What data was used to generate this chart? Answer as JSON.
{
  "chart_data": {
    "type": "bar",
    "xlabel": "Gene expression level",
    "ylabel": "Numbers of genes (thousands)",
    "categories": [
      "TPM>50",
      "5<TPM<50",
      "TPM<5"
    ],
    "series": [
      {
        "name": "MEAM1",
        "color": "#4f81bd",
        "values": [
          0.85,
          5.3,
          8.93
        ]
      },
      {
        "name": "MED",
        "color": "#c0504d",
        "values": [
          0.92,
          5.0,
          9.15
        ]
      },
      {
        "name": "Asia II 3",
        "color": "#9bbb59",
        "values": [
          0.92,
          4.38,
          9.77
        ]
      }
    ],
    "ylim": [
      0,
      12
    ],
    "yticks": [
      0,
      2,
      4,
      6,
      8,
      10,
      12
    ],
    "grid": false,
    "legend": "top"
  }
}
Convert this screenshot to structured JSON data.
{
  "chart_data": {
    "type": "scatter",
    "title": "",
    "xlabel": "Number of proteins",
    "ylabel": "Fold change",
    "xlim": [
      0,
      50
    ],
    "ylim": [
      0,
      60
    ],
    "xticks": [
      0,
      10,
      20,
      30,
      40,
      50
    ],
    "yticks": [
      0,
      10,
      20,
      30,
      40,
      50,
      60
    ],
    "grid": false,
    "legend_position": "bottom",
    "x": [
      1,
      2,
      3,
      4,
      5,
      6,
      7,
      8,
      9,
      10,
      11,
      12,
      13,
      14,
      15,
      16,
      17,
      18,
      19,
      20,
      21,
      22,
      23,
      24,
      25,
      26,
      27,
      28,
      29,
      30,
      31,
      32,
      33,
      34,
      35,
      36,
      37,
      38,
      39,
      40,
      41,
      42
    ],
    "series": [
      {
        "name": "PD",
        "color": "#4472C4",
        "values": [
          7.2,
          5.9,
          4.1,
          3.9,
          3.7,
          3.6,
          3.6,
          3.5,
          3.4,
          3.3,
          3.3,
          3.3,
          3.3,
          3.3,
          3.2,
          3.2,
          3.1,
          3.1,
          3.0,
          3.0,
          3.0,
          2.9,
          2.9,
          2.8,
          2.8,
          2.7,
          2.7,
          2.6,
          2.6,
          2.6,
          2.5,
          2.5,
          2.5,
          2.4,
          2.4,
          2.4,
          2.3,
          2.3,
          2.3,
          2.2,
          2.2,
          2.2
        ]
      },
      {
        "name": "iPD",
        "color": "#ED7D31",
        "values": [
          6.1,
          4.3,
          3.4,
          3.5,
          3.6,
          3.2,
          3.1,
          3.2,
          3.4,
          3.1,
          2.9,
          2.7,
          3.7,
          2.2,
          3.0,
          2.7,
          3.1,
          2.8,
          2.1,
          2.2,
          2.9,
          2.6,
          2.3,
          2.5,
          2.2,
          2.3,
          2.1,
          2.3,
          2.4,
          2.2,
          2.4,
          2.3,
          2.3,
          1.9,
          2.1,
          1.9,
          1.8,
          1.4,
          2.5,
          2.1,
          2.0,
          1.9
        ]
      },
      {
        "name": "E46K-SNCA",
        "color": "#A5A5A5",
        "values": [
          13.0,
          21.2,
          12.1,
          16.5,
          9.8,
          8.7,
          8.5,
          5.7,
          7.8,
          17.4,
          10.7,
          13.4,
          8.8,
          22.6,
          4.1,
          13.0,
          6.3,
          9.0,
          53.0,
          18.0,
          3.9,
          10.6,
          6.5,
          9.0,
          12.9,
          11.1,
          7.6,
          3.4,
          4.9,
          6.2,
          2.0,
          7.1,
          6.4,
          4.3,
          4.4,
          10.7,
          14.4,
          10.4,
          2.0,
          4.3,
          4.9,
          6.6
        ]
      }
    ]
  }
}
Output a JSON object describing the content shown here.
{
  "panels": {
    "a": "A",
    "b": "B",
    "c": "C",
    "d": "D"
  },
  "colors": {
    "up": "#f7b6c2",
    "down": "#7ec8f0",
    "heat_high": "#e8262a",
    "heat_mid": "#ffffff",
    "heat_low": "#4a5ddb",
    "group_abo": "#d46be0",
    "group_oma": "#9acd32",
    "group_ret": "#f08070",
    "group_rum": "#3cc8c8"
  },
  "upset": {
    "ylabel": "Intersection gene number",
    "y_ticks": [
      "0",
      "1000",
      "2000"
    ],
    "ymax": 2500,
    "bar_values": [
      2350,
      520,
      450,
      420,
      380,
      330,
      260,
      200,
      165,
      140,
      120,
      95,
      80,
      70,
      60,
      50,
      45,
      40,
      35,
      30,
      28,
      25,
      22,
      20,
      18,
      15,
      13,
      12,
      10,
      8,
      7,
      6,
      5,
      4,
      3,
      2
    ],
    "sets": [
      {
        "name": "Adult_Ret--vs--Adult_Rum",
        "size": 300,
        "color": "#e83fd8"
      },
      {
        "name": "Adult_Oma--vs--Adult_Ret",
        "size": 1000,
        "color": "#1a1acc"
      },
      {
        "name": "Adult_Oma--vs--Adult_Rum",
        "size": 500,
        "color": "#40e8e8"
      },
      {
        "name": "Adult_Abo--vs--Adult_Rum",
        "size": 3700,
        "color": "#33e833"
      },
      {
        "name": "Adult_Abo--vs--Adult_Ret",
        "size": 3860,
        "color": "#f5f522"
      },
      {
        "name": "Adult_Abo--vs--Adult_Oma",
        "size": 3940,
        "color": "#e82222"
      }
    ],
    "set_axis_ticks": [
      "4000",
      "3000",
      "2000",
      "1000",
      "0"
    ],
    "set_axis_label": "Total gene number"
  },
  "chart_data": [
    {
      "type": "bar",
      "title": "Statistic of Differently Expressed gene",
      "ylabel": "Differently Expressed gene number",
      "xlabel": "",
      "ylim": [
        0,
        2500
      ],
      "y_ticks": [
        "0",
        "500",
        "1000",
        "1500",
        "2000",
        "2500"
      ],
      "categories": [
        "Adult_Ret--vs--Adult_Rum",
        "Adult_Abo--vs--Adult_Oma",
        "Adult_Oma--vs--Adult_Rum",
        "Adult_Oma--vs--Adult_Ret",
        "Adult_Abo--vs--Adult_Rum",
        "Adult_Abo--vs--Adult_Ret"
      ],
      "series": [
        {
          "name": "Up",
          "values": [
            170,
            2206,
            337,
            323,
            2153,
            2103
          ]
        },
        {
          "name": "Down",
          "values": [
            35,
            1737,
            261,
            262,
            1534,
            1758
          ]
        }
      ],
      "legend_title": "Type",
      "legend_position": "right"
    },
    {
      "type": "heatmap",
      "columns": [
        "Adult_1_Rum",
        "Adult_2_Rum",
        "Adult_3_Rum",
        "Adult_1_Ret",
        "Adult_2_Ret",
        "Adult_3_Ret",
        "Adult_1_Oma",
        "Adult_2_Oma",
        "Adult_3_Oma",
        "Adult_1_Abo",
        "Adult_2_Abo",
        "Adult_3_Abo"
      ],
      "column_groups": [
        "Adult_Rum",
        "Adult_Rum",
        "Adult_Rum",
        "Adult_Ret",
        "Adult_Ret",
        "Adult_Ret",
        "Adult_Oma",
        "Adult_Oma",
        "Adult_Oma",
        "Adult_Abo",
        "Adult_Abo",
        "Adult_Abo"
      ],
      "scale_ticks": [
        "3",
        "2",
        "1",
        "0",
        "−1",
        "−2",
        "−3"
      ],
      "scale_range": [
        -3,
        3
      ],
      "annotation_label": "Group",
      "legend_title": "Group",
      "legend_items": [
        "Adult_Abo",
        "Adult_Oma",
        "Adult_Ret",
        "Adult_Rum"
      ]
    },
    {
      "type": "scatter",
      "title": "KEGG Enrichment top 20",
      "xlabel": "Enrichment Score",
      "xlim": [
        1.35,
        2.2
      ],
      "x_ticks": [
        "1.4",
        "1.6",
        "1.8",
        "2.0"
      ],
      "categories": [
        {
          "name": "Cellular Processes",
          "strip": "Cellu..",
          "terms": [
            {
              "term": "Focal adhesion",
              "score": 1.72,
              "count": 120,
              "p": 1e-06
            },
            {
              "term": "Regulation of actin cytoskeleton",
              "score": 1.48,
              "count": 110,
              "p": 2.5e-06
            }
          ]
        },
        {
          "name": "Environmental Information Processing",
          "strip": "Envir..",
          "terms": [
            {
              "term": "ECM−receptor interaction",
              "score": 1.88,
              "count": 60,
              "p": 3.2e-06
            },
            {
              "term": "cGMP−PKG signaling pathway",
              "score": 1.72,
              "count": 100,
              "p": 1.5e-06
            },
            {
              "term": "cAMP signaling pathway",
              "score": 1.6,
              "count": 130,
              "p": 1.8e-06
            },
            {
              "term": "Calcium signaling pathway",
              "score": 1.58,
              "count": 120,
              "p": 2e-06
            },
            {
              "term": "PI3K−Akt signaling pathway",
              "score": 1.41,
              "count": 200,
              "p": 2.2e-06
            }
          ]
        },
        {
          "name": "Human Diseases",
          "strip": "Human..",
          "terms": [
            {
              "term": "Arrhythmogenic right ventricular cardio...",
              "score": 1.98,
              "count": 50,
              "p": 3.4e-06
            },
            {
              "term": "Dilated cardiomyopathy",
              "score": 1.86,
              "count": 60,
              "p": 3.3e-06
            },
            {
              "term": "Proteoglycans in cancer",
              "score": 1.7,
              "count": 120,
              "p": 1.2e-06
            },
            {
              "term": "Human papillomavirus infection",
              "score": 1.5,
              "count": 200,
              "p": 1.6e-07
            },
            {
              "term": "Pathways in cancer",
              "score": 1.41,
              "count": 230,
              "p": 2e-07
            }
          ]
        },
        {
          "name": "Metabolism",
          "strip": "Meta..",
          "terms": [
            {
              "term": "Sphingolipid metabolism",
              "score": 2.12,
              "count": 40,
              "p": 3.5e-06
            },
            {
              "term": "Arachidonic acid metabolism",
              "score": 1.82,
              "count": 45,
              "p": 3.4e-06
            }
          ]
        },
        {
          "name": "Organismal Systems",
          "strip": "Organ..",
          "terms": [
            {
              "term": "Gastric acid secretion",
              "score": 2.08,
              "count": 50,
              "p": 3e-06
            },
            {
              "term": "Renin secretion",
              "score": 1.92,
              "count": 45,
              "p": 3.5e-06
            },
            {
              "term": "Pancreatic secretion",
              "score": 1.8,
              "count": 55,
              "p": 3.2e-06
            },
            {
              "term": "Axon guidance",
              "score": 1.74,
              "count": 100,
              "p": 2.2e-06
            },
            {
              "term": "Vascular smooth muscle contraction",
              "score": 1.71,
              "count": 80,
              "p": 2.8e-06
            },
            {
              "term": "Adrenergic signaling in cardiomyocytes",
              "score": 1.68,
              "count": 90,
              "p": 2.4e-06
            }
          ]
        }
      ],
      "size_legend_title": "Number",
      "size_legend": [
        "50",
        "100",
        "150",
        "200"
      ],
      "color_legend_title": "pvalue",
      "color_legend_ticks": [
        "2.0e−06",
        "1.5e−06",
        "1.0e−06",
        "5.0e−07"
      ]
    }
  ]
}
──────────
» **What you should do**:
Go through the listing above and copy each line that contains "JSON".

» **Your solution**:
What data was used to generate this chart? Answer as JSON.
Convert this screenshot to structured JSON data.
Output a JSON object describing the content shown here.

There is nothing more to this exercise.